Only the lines from the line containing "Give me the" to the end of the entries should be repeated, exactly as they appear.

Stored entries
********************
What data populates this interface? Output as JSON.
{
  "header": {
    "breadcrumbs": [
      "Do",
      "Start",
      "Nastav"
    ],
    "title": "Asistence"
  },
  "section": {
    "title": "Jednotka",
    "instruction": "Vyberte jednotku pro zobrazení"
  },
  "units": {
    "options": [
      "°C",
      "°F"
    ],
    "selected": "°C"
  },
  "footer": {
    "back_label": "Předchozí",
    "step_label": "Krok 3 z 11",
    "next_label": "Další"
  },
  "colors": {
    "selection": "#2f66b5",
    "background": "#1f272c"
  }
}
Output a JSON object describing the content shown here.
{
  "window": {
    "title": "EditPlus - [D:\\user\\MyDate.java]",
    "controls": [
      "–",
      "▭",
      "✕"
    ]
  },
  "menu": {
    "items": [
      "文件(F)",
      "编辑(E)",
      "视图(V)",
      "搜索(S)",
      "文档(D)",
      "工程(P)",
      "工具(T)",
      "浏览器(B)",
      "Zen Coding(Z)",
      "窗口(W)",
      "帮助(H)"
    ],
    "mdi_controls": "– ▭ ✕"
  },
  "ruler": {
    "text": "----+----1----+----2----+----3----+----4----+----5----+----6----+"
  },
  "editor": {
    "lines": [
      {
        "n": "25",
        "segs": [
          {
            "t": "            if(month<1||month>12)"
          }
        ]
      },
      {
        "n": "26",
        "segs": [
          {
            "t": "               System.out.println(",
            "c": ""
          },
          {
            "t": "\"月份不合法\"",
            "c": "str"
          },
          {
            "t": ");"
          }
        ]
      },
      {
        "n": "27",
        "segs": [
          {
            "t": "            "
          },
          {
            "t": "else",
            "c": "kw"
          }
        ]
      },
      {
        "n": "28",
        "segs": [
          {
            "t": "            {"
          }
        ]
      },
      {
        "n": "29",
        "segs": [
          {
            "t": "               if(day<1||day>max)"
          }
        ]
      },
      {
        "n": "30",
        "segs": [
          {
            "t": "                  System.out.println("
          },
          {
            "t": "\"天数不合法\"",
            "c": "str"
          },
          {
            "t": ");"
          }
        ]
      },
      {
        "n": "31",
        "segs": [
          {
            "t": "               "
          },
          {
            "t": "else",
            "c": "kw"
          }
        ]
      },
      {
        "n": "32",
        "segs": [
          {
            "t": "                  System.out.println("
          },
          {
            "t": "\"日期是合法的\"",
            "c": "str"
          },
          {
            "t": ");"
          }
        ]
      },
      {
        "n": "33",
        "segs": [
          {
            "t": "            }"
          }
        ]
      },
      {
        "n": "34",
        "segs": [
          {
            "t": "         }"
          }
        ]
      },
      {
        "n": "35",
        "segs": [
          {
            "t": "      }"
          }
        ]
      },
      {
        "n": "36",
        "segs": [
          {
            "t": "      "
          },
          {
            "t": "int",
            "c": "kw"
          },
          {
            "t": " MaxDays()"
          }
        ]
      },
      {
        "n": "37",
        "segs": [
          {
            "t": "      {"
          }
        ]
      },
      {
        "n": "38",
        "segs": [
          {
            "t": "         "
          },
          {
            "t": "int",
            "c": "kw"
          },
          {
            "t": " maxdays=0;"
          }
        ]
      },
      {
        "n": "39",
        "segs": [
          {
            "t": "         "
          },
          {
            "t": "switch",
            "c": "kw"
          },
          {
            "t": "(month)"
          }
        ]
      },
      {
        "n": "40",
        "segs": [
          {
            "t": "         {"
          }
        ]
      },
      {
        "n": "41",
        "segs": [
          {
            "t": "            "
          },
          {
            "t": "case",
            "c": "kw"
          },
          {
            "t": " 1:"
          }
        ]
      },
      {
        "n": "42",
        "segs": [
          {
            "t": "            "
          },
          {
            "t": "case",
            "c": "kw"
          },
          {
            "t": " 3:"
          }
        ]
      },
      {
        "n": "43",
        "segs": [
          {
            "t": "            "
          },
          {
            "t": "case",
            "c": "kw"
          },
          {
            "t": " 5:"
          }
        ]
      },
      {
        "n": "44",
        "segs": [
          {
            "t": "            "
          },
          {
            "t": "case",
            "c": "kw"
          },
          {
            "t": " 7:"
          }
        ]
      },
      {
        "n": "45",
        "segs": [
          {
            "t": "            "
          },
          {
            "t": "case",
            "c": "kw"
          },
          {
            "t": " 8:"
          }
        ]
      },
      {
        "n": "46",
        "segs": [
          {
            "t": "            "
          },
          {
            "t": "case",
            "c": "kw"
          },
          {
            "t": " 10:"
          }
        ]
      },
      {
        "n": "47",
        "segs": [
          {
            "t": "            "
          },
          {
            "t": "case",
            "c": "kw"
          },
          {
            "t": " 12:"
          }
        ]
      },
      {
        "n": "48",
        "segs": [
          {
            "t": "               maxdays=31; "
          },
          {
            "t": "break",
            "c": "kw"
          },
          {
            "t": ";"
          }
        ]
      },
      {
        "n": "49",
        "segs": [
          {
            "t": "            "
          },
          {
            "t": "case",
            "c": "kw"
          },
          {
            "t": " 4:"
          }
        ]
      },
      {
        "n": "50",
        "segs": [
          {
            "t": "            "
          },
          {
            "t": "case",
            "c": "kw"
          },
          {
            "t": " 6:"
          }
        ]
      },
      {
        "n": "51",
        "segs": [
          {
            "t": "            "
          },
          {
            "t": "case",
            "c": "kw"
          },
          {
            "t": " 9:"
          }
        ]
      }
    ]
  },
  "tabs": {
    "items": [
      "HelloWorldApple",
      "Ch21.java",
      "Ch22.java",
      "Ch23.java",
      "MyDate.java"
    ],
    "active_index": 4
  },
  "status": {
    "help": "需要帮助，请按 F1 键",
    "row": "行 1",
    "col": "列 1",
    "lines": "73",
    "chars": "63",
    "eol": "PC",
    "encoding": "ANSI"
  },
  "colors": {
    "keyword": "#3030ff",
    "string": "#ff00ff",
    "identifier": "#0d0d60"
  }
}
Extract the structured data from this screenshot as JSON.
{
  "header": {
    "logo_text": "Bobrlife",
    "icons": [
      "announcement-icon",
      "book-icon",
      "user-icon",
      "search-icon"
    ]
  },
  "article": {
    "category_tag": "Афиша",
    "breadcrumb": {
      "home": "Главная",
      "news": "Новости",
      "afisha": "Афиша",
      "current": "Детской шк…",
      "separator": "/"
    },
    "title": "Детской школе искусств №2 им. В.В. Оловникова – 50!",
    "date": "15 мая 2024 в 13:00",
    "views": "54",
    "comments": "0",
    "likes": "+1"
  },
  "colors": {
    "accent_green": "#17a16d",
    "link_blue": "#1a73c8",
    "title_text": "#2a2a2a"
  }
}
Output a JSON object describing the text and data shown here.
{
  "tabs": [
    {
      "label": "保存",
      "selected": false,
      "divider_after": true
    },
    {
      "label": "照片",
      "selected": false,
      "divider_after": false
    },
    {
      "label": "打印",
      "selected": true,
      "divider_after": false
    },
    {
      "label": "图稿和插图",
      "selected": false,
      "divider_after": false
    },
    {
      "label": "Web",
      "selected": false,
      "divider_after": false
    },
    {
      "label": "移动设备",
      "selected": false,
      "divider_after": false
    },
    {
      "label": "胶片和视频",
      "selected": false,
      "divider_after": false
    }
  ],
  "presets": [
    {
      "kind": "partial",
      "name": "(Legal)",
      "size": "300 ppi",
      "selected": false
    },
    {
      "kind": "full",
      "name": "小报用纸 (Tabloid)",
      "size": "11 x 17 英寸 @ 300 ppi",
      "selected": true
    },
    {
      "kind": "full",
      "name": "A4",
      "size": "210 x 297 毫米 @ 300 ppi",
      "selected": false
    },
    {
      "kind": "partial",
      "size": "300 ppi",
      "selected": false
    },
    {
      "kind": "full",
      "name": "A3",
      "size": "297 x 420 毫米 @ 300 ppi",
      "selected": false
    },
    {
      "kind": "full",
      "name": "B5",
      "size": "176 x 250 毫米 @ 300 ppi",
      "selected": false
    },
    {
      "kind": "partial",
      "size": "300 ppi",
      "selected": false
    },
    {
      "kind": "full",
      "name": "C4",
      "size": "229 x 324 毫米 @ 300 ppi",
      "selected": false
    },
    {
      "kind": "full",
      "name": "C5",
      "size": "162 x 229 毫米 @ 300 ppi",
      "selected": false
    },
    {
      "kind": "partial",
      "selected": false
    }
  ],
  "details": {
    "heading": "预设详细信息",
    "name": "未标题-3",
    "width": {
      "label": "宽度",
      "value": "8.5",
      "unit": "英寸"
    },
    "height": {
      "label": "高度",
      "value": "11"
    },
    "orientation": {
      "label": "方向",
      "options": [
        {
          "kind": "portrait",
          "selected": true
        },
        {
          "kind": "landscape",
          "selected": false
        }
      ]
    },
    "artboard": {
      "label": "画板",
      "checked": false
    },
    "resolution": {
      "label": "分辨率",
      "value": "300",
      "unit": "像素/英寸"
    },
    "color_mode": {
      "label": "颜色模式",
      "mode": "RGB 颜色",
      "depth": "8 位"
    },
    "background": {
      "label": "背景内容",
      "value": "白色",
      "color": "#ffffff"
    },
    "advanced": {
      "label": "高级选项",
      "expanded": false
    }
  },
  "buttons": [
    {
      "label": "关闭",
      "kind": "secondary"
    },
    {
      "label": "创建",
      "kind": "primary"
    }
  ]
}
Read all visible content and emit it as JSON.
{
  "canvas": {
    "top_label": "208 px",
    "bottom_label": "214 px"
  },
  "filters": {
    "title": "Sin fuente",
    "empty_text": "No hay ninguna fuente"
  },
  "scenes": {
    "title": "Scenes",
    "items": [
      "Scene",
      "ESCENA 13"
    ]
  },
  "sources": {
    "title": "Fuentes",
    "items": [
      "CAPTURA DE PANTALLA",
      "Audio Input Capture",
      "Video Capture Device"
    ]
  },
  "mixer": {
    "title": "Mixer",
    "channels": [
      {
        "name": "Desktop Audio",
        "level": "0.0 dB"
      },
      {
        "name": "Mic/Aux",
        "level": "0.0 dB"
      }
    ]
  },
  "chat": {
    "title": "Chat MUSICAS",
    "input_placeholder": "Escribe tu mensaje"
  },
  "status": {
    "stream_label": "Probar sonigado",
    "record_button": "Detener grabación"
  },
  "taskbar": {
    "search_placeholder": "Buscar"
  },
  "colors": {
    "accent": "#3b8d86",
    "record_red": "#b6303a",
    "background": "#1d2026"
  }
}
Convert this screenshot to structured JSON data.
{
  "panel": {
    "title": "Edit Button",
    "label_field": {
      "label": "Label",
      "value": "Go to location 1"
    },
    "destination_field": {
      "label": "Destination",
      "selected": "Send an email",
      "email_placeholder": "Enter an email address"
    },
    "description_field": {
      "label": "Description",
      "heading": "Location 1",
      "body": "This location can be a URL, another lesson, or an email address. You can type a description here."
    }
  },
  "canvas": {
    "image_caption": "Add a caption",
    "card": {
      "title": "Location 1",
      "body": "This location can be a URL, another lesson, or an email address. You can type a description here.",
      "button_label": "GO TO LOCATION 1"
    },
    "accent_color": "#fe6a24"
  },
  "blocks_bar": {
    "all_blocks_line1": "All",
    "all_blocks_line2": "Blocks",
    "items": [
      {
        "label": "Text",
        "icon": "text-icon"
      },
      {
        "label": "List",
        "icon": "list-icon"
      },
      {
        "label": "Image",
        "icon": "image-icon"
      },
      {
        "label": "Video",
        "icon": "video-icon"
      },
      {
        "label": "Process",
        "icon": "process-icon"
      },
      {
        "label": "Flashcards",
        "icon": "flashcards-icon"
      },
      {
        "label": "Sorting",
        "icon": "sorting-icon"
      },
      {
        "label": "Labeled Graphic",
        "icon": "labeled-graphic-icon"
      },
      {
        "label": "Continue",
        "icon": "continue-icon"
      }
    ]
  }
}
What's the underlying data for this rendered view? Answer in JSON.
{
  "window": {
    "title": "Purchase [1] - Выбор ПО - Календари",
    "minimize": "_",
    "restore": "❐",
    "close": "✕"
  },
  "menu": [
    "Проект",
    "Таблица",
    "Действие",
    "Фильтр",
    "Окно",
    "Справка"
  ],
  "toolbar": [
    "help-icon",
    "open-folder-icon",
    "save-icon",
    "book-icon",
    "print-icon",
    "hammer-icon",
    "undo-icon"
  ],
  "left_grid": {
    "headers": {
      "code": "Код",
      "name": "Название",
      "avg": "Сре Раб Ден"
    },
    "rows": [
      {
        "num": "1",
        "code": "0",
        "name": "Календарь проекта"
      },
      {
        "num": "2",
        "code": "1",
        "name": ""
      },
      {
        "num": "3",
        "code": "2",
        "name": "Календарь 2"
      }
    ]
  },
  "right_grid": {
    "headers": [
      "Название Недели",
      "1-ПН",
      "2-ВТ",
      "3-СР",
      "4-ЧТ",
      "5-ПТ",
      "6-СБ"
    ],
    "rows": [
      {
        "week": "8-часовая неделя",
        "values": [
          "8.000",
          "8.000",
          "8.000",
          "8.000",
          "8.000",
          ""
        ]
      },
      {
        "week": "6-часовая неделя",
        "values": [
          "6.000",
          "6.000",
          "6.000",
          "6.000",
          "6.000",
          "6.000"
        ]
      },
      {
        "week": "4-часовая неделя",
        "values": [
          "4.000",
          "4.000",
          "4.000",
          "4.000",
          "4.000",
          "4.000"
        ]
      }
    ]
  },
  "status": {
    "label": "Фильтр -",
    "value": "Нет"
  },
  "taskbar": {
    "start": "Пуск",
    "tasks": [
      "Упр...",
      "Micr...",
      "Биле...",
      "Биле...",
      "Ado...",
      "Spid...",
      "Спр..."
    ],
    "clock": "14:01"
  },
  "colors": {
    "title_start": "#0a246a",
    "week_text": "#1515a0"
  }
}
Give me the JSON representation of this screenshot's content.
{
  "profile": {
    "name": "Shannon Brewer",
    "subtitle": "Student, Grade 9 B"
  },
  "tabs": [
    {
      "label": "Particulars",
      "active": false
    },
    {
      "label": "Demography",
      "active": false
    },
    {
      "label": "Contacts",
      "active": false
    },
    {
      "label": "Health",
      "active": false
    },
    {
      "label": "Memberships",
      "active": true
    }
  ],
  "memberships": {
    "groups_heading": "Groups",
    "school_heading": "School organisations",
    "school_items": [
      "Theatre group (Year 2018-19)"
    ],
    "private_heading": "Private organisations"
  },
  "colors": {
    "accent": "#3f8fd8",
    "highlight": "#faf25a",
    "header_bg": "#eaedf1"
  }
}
********************
◆ Exercise output ◆
Give me the JSON representation of this screenshot's content.
{
  "profile": {
    "name": "Shannon Brewer",
    "subtitle": "Student, Grade 9 B"
  },
  "tabs": [
    {
      "label": "Particulars",
      "active": false
    },
    {
      "label": "Demography",
      "active": false
    },
    {
      "label": "Contacts",
      "active": false
    },
    {
      "label": "Health",
      "active": false
    },
    {
      "label": "Memberships",
      "active": true
    }
  ],
  "memberships": {
    "groups_heading": "Groups",
    "school_heading": "School organisations",
    "school_items": [
      "Theatre group (Year 2018-19)"
    ],
    "private_heading": "Private organisations"
  },
  "colors": {
    "accent": "#3f8fd8",
    "highlight": "#faf25a",
    "header_bg": "#eaedf1"
  }
}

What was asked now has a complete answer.